**GOAL**
Without including any pictures, write out all the entries exactly.

### ENTRIES SUPPLIED ###

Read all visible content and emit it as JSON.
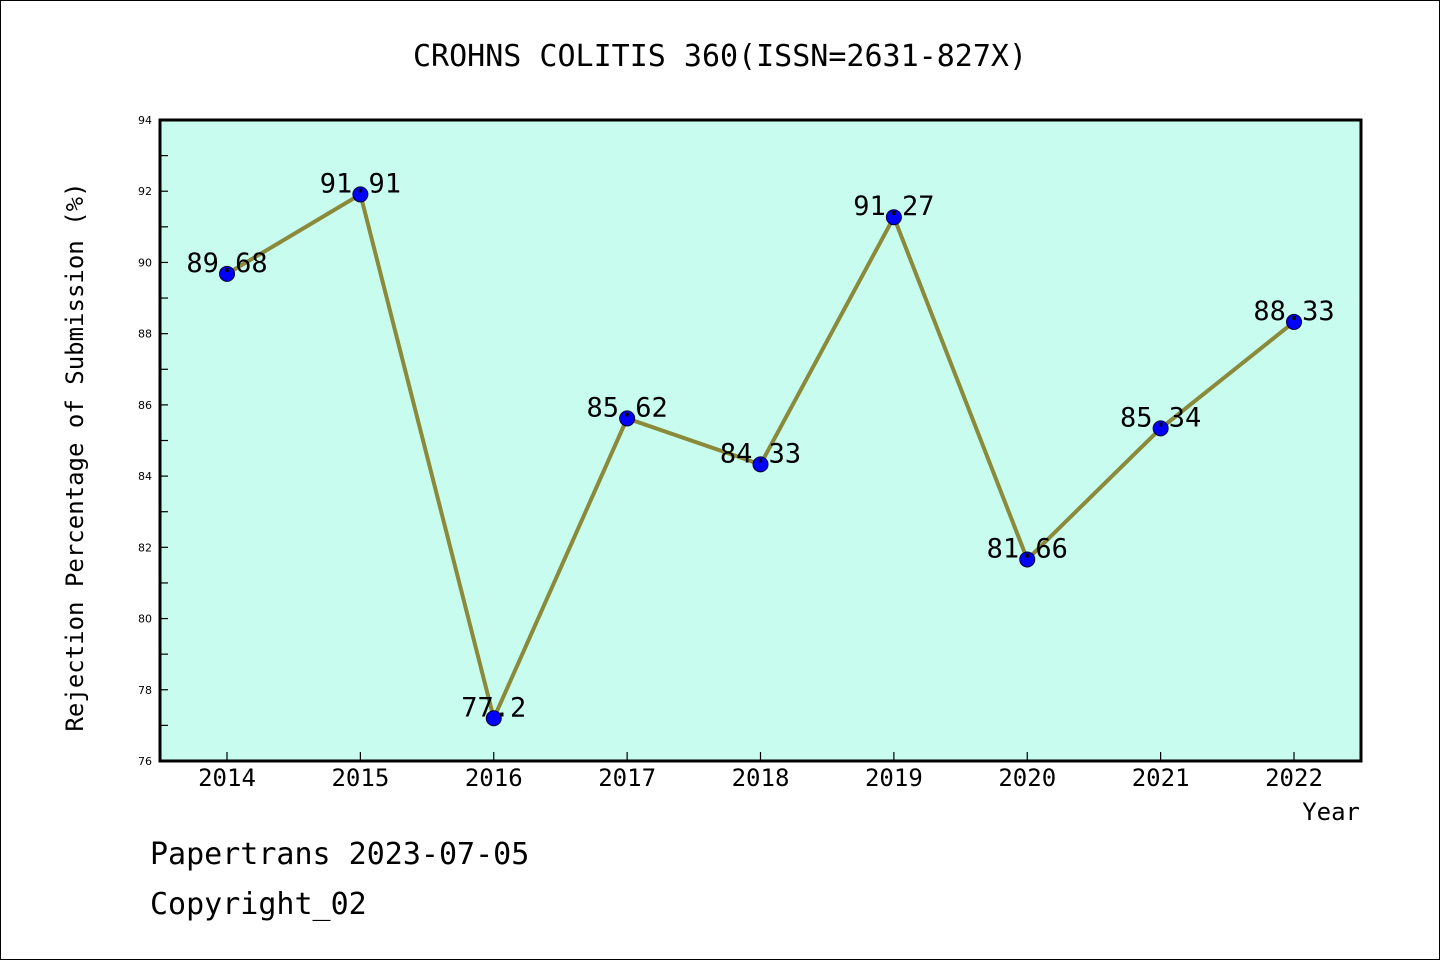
{
  "chart_data": {
    "type": "line",
    "title": "CROHNS COLITIS 360(ISSN=2631-827X)",
    "xlabel": "Year",
    "ylabel": "Rejection Percentage of Submission (%)",
    "categories": [
      "2014",
      "2015",
      "2016",
      "2017",
      "2018",
      "2019",
      "2020",
      "2021",
      "2022"
    ],
    "values": [
      89.68,
      91.91,
      77.2,
      85.62,
      84.33,
      91.27,
      81.66,
      85.34,
      88.33
    ],
    "data_labels": [
      "89.68",
      "91.91",
      "77.2",
      "85.62",
      "84.33",
      "91.27",
      "81.66",
      "85.34",
      "88.33"
    ],
    "ylim": [
      76,
      94
    ],
    "y_ticks": [
      76,
      78,
      80,
      82,
      84,
      86,
      88,
      90,
      92,
      94
    ],
    "grid": false,
    "legend": "none",
    "colors": {
      "plot_background": "#c8fcee",
      "line": "#8b8a3a",
      "marker": "#0000ff",
      "axes": "#000000"
    }
  },
  "footer": {
    "line1": "Papertrans 2023-07-05",
    "line2": "Copyright_02"
  }
}
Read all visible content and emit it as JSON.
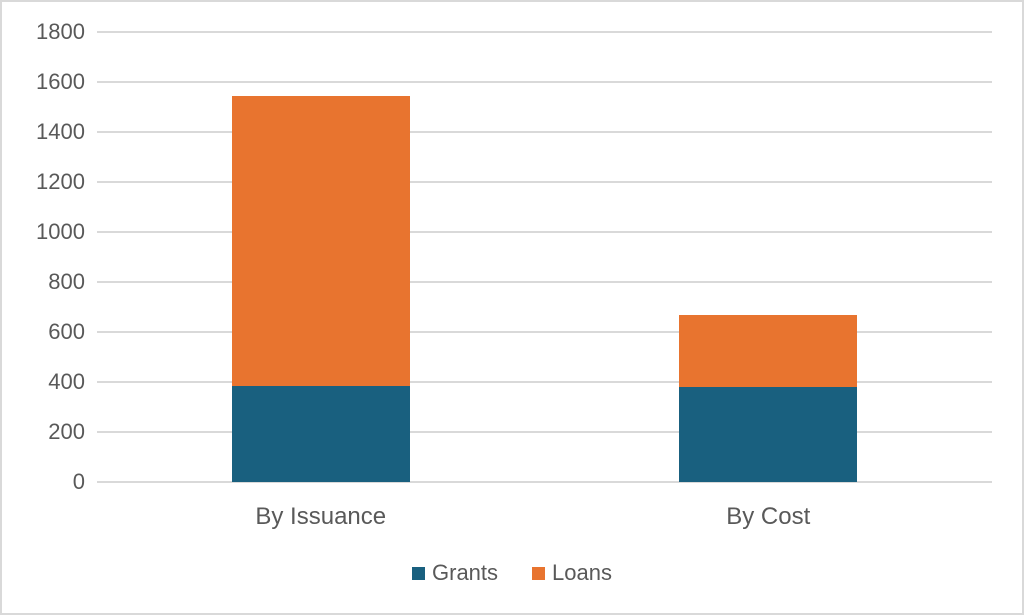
{
  "chart_data": {
    "type": "bar",
    "stacked": true,
    "title": "",
    "xlabel": "",
    "ylabel": "",
    "categories": [
      "By Issuance",
      "By Cost"
    ],
    "series": [
      {
        "name": "Grants",
        "color": "#19607F",
        "values": [
          385,
          380
        ]
      },
      {
        "name": "Loans",
        "color": "#E8742F",
        "values": [
          1160,
          290
        ]
      }
    ],
    "stack_totals": [
      1545,
      670
    ],
    "ylim": [
      0,
      1800
    ],
    "yticks": [
      0,
      200,
      400,
      600,
      800,
      1000,
      1200,
      1400,
      1600,
      1800
    ],
    "grid": true,
    "legend_position": "bottom"
  },
  "style": {
    "gridline_color": "#d9d9d9",
    "frame_border_color": "#d9d9d9",
    "axis_text_color": "#595959",
    "background_color": "#ffffff"
  }
}
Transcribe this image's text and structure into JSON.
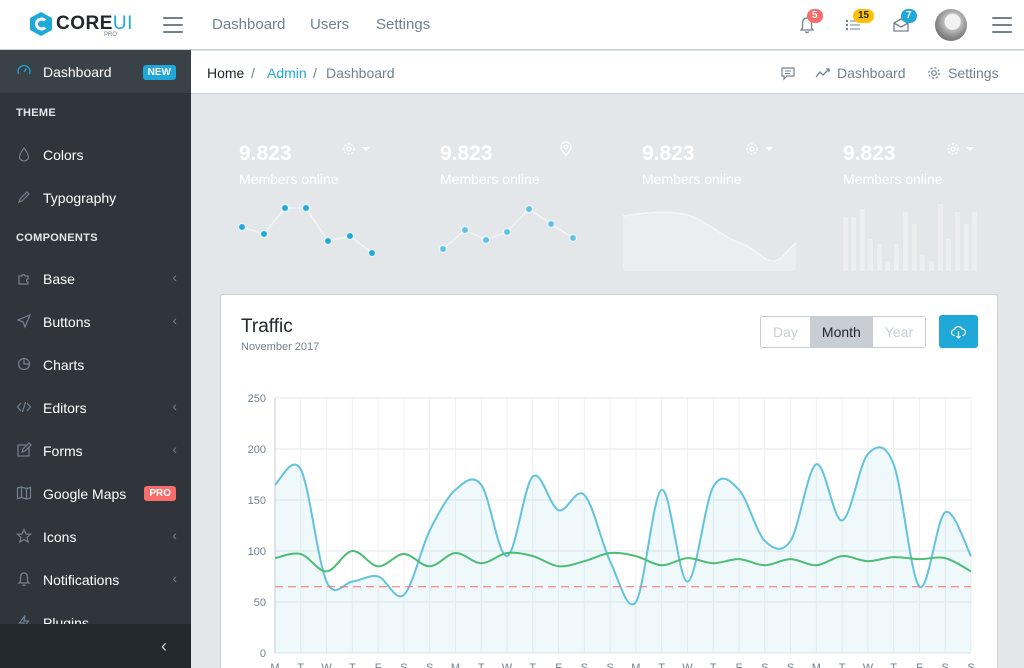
{
  "header": {
    "brand": "CORE",
    "brand_accent": "UI",
    "brand_sub": "PRO",
    "nav": [
      "Dashboard",
      "Users",
      "Settings"
    ],
    "notifications": {
      "bell": "5",
      "list": "15",
      "mail": "7"
    },
    "icons": [
      "hamburger-icon",
      "bell-icon",
      "list-icon",
      "mail-icon",
      "avatar",
      "aside-toggle-icon"
    ]
  },
  "sidebar": {
    "dashboard": {
      "label": "Dashboard",
      "badge": "NEW"
    },
    "theme_title": "THEME",
    "theme_items": [
      "Colors",
      "Typography"
    ],
    "components_title": "COMPONENTS",
    "items": [
      {
        "label": "Base",
        "chevron": "‹"
      },
      {
        "label": "Buttons",
        "chevron": "‹"
      },
      {
        "label": "Charts",
        "chevron": ""
      },
      {
        "label": "Editors",
        "chevron": "‹"
      },
      {
        "label": "Forms",
        "chevron": "‹"
      },
      {
        "label": "Google Maps",
        "badge": "PRO"
      },
      {
        "label": "Icons",
        "chevron": "‹"
      },
      {
        "label": "Notifications",
        "chevron": "‹"
      },
      {
        "label": "Plugins",
        "chevron": ""
      }
    ],
    "minimizer": "‹"
  },
  "breadcrumb": {
    "items": [
      "Home",
      "Admin",
      "Dashboard"
    ],
    "right": [
      {
        "label": "Dashboard"
      },
      {
        "label": "Settings"
      }
    ]
  },
  "cards": [
    {
      "value": "9.823",
      "label": "Members online",
      "color": "#20a8d8"
    },
    {
      "value": "9.823",
      "label": "Members online",
      "color": "#63c2de"
    },
    {
      "value": "9.823",
      "label": "Members online",
      "color": "#ffc107"
    },
    {
      "value": "9.823",
      "label": "Members online",
      "color": "#f86c6b"
    }
  ],
  "traffic": {
    "title": "Traffic",
    "subtitle": "November 2017",
    "buttons": [
      "Day",
      "Month",
      "Year"
    ],
    "selected": "Month"
  },
  "chart_data": {
    "type": "line",
    "title": "Traffic",
    "categories": [
      "M",
      "T",
      "W",
      "T",
      "F",
      "S",
      "S",
      "M",
      "T",
      "W",
      "T",
      "F",
      "S",
      "S",
      "M",
      "T",
      "W",
      "T",
      "F",
      "S",
      "S",
      "M",
      "T",
      "W",
      "T",
      "F",
      "S",
      "S"
    ],
    "yticks": [
      0,
      50,
      100,
      150,
      200,
      250
    ],
    "ylim": [
      0,
      250
    ],
    "grid": true,
    "series": [
      {
        "color": "#63c2de",
        "fill": true,
        "values": [
          165,
          180,
          70,
          70,
          75,
          57,
          120,
          160,
          165,
          95,
          173,
          140,
          155,
          90,
          50,
          160,
          70,
          163,
          160,
          110,
          110,
          185,
          130,
          195,
          185,
          65,
          138,
          95
        ]
      },
      {
        "color": "#4dbd74",
        "fill": false,
        "values": [
          93,
          97,
          80,
          100,
          85,
          97,
          85,
          98,
          88,
          98,
          95,
          85,
          90,
          98,
          95,
          86,
          93,
          88,
          92,
          86,
          92,
          86,
          95,
          90,
          94,
          92,
          93,
          80
        ]
      },
      {
        "color": "#f86c6b",
        "dashed": true,
        "values": [
          65,
          65,
          65,
          65,
          65,
          65,
          65,
          65,
          65,
          65,
          65,
          65,
          65,
          65,
          65,
          65,
          65,
          65,
          65,
          65,
          65,
          65,
          65,
          65,
          65,
          65,
          65,
          65
        ]
      }
    ]
  }
}
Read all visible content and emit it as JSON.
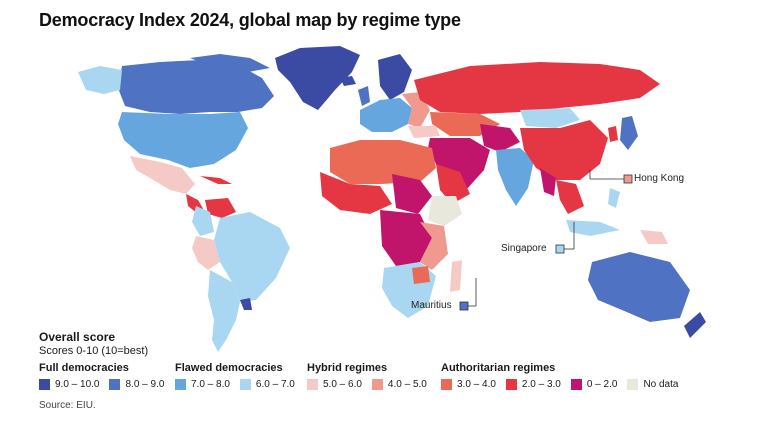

###

**EXPECTED ANSWER**
Read all visible content and emit it as JSON.
{
  "chart_data": {
    "type": "line",
    "title": "CROHNS COLITIS 360(ISSN=2631-827X)",
    "xlabel": "Year",
    "ylabel": "Rejection Percentage of Submission (%)",
    "categories": [
      "2014",
      "2015",
      "2016",
      "2017",
      "2018",
      "2019",
      "2020",
      "2021",
      "2022"
    ],
    "values": [
      89.68,
      91.91,
      77.2,
      85.62,
      84.33,
      91.27,
      81.66,
      85.34,
      88.33
    ],
    "data_labels": [
      "89.68",
      "91.91",
      "77.2",
      "85.62",
      "84.33",
      "91.27",
      "81.66",
      "85.34",
      "88.33"
    ],
    "ylim": [
      76,
      94
    ],
    "y_ticks": [
      76,
      78,
      80,
      82,
      84,
      86,
      88,
      90,
      92,
      94
    ],
    "grid": false,
    "legend": "none",
    "colors": {
      "plot_background": "#c8fcee",
      "line": "#8b8a3a",
      "marker": "#0000ff",
      "axes": "#000000"
    }
  },
  "footer": {
    "line1": "Papertrans 2023-07-05",
    "line2": "Copyright_02"
  }
}
Read all visible content and emit it as JSON.
{
  "chart_data": {
    "type": "bar",
    "stacked": true,
    "title": "",
    "xlabel": "",
    "ylabel": "",
    "categories": [
      "By Issuance",
      "By Cost"
    ],
    "series": [
      {
        "name": "Grants",
        "color": "#19607F",
        "values": [
          385,
          380
        ]
      },
      {
        "name": "Loans",
        "color": "#E8742F",
        "values": [
          1160,
          290
        ]
      }
    ],
    "stack_totals": [
      1545,
      670
    ],
    "ylim": [
      0,
      1800
    ],
    "yticks": [
      0,
      200,
      400,
      600,
      800,
      1000,
      1200,
      1400,
      1600,
      1800
    ],
    "grid": true,
    "legend_position": "bottom"
  },
  "style": {
    "gridline_color": "#d9d9d9",
    "frame_border_color": "#d9d9d9",
    "axis_text_color": "#595959",
    "background_color": "#ffffff"
  }
}
Transcribe this image's text and structure into JSON.
{
  "header": {
    "brand": "CORE",
    "brand_accent": "UI",
    "brand_sub": "PRO",
    "nav": [
      "Dashboard",
      "Users",
      "Settings"
    ],
    "notifications": {
      "bell": "5",
      "list": "15",
      "mail": "7"
    },
    "icons": [
      "hamburger-icon",
      "bell-icon",
      "list-icon",
      "mail-icon",
      "avatar",
      "aside-toggle-icon"
    ]
  },
  "sidebar": {
    "dashboard": {
      "label": "Dashboard",
      "badge": "NEW"
    },
    "theme_title": "THEME",
    "theme_items": [
      "Colors",
      "Typography"
    ],
    "components_title": "COMPONENTS",
    "items": [
      {
        "label": "Base",
        "chevron": "‹"
      },
      {
        "label": "Buttons",
        "chevron": "‹"
      },
      {
        "label": "Charts",
        "chevron": ""
      },
      {
        "label": "Editors",
        "chevron": "‹"
      },
      {
        "label": "Forms",
        "chevron": "‹"
      },
      {
        "label": "Google Maps",
        "badge": "PRO"
      },
      {
        "label": "Icons",
        "chevron": "‹"
      },
      {
        "label": "Notifications",
        "chevron": "‹"
      },
      {
        "label": "Plugins",
        "chevron": ""
      }
    ],
    "minimizer": "‹"
  },
  "breadcrumb": {
    "items": [
      "Home",
      "Admin",
      "Dashboard"
    ],
    "right": [
      {
        "label": "Dashboard"
      },
      {
        "label": "Settings"
      }
    ]
  },
  "cards": [
    {
      "value": "9.823",
      "label": "Members online",
      "color": "#20a8d8"
    },
    {
      "value": "9.823",
      "label": "Members online",
      "color": "#63c2de"
    },
    {
      "value": "9.823",
      "label": "Members online",
      "color": "#ffc107"
    },
    {
      "value": "9.823",
      "label": "Members online",
      "color": "#f86c6b"
    }
  ],
  "traffic": {
    "title": "Traffic",
    "subtitle": "November 2017",
    "buttons": [
      "Day",
      "Month",
      "Year"
    ],
    "selected": "Month"
  },
  "chart_data": {
    "type": "line",
    "title": "Traffic",
    "categories": [
      "M",
      "T",
      "W",
      "T",
      "F",
      "S",
      "S",
      "M",
      "T",
      "W",
      "T",
      "F",
      "S",
      "S",
      "M",
      "T",
      "W",
      "T",
      "F",
      "S",
      "S",
      "M",
      "T",
      "W",
      "T",
      "F",
      "S",
      "S"
    ],
    "yticks": [
      0,
      50,
      100,
      150,
      200,
      250
    ],
    "ylim": [
      0,
      250
    ],
    "grid": true,
    "series": [
      {
        "color": "#63c2de",
        "fill": true,
        "values": [
          165,
          180,
          70,
          70,
          75,
          57,
          120,
          160,
          165,
          95,
          173,
          140,
          155,
          90,
          50,
          160,
          70,
          163,
          160,
          110,
          110,
          185,
          130,
          195,
          185,
          65,
          138,
          95
        ]
      },
      {
        "color": "#4dbd74",
        "fill": false,
        "values": [
          93,
          97,
          80,
          100,
          85,
          97,
          85,
          98,
          88,
          98,
          95,
          85,
          90,
          98,
          95,
          86,
          93,
          88,
          92,
          86,
          92,
          86,
          95,
          90,
          94,
          92,
          93,
          80
        ]
      },
      {
        "color": "#f86c6b",
        "dashed": true,
        "values": [
          65,
          65,
          65,
          65,
          65,
          65,
          65,
          65,
          65,
          65,
          65,
          65,
          65,
          65,
          65,
          65,
          65,
          65,
          65,
          65,
          65,
          65,
          65,
          65,
          65,
          65,
          65,
          65
        ]
      }
    ]
  }
}
Read all visible content and emit it as JSON.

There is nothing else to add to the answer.